_Stored data entries_.
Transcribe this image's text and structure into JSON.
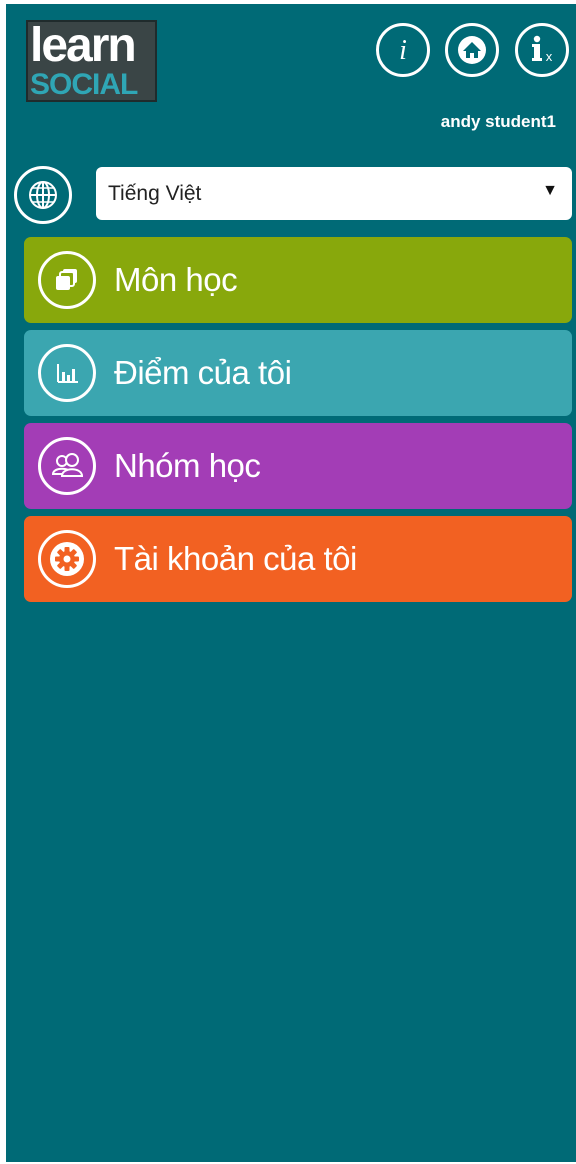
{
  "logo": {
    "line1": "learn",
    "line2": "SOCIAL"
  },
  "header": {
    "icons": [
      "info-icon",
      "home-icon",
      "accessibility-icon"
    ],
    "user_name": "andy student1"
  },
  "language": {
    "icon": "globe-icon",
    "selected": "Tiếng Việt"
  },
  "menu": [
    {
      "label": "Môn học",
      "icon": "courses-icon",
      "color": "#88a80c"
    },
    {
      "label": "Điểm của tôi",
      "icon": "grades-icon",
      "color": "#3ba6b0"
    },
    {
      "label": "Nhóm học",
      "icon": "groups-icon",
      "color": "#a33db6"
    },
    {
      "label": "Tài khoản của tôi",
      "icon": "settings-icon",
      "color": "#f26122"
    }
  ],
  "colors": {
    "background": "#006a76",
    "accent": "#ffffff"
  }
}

_Directive_.
Would you mind returning each entry above word for word, skipping the images?

_Result below_.
Transcribe this image's text and structure into JSON.
{
  "logo": {
    "line1": "learn",
    "line2": "SOCIAL"
  },
  "header": {
    "icons": [
      "info-icon",
      "home-icon",
      "accessibility-icon"
    ],
    "user_name": "andy student1"
  },
  "language": {
    "icon": "globe-icon",
    "selected": "Tiếng Việt"
  },
  "menu": [
    {
      "label": "Môn học",
      "icon": "courses-icon",
      "color": "#88a80c"
    },
    {
      "label": "Điểm của tôi",
      "icon": "grades-icon",
      "color": "#3ba6b0"
    },
    {
      "label": "Nhóm học",
      "icon": "groups-icon",
      "color": "#a33db6"
    },
    {
      "label": "Tài khoản của tôi",
      "icon": "settings-icon",
      "color": "#f26122"
    }
  ],
  "colors": {
    "background": "#006a76",
    "accent": "#ffffff"
  }
}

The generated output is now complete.